→ **INFORMATION PROVIDED**
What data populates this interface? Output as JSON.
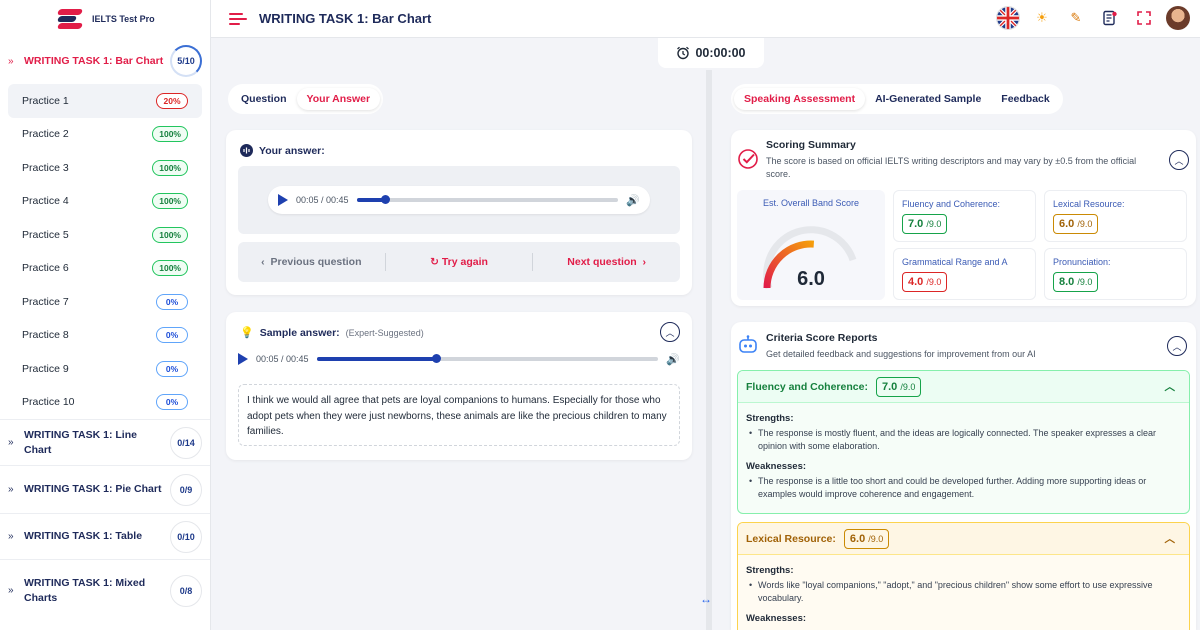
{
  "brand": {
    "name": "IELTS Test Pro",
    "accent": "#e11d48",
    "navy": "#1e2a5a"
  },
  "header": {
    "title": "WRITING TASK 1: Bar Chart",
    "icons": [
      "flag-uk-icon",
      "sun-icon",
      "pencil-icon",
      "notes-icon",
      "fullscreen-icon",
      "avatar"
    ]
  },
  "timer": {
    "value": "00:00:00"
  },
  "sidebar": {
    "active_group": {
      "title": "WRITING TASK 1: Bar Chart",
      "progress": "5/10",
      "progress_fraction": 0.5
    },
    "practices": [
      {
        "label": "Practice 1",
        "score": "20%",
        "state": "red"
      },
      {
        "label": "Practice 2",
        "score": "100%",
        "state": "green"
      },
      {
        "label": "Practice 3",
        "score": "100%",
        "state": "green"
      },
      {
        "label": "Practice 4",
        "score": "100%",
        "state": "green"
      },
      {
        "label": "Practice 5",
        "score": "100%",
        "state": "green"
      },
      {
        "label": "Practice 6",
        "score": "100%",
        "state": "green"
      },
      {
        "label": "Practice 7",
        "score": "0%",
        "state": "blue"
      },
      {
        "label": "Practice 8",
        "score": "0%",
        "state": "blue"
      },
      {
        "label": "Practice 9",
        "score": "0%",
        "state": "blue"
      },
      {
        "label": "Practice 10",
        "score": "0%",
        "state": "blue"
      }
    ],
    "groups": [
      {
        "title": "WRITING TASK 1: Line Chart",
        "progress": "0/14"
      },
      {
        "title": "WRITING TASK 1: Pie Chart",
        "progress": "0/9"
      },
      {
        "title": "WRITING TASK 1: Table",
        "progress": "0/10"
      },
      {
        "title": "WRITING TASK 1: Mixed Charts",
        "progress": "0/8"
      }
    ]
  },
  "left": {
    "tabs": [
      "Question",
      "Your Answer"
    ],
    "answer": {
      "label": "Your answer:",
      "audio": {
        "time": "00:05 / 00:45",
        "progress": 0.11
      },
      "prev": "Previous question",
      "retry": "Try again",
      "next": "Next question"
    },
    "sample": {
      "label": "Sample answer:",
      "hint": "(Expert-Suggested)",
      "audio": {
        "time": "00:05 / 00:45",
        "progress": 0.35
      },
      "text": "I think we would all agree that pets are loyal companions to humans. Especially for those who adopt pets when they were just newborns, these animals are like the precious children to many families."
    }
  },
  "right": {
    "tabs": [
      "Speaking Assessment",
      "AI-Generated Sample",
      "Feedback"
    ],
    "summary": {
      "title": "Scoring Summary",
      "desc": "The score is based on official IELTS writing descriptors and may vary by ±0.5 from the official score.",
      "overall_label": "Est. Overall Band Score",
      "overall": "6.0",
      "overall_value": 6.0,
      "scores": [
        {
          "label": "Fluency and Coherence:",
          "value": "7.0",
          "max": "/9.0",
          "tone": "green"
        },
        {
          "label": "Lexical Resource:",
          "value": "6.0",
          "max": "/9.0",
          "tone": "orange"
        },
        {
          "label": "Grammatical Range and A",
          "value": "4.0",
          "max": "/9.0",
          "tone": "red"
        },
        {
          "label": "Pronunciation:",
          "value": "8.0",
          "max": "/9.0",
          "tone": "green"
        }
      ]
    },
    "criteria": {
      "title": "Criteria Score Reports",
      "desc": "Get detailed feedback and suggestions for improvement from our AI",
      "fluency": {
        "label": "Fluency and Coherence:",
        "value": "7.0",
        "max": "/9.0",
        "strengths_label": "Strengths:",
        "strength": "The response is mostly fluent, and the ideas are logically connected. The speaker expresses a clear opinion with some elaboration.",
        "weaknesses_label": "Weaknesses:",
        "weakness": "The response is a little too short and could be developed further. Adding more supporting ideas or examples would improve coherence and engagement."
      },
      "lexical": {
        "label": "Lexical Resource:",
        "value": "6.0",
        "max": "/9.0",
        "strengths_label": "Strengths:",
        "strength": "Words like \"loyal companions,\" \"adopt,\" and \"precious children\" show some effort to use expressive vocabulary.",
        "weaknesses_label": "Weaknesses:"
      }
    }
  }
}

--

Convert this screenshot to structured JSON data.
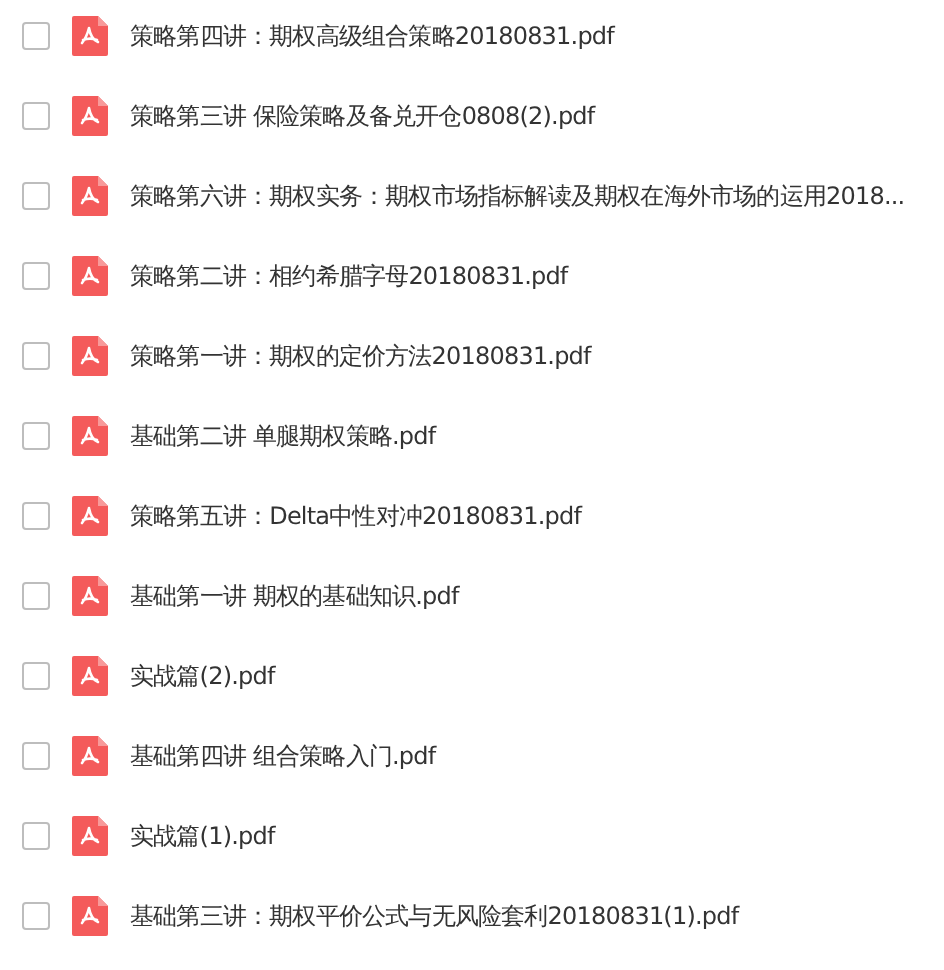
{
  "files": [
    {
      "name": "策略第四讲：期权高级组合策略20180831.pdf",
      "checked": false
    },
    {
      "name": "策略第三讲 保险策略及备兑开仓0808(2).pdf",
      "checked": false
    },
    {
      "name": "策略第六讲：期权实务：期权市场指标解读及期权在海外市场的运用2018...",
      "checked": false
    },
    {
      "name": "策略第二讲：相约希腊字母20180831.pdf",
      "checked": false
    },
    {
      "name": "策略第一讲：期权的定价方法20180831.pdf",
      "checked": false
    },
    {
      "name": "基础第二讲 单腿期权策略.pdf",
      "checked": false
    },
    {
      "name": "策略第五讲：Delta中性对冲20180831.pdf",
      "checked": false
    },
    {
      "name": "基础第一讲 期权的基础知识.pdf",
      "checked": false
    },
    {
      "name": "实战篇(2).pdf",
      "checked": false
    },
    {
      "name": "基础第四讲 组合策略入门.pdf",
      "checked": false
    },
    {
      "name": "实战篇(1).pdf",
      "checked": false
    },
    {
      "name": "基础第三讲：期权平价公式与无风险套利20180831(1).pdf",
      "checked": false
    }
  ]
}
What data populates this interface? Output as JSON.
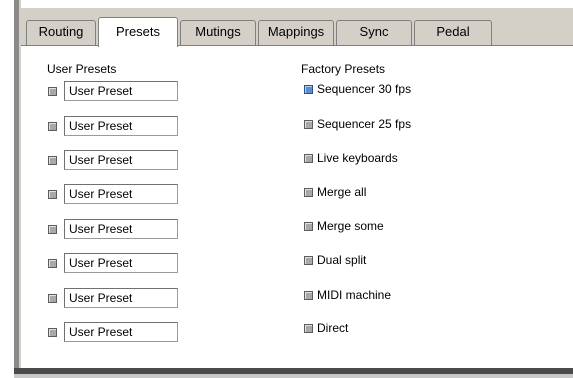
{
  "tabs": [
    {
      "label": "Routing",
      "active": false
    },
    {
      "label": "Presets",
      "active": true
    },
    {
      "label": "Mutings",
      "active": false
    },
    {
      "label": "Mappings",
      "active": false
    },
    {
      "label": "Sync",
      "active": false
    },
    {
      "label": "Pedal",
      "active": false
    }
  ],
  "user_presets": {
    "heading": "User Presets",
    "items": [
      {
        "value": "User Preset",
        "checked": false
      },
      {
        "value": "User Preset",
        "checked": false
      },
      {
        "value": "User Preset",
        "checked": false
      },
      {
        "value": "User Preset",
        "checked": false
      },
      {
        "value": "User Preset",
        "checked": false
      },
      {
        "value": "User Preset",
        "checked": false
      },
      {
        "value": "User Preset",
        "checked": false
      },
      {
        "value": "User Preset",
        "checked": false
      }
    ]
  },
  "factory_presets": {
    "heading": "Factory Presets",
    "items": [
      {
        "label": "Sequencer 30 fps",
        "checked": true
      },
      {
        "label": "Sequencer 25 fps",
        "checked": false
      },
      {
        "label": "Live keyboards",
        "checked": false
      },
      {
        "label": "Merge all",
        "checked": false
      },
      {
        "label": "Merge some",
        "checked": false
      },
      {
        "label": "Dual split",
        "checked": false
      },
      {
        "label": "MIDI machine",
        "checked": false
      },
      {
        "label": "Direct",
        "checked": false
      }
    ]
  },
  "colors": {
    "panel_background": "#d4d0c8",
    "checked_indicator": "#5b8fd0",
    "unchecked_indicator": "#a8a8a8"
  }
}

→ **EXERCISE OBJECTIVE**
Working from the material above, state how many lines contain "tone"; give only the number.

→ **SOLUTION BELOW**
4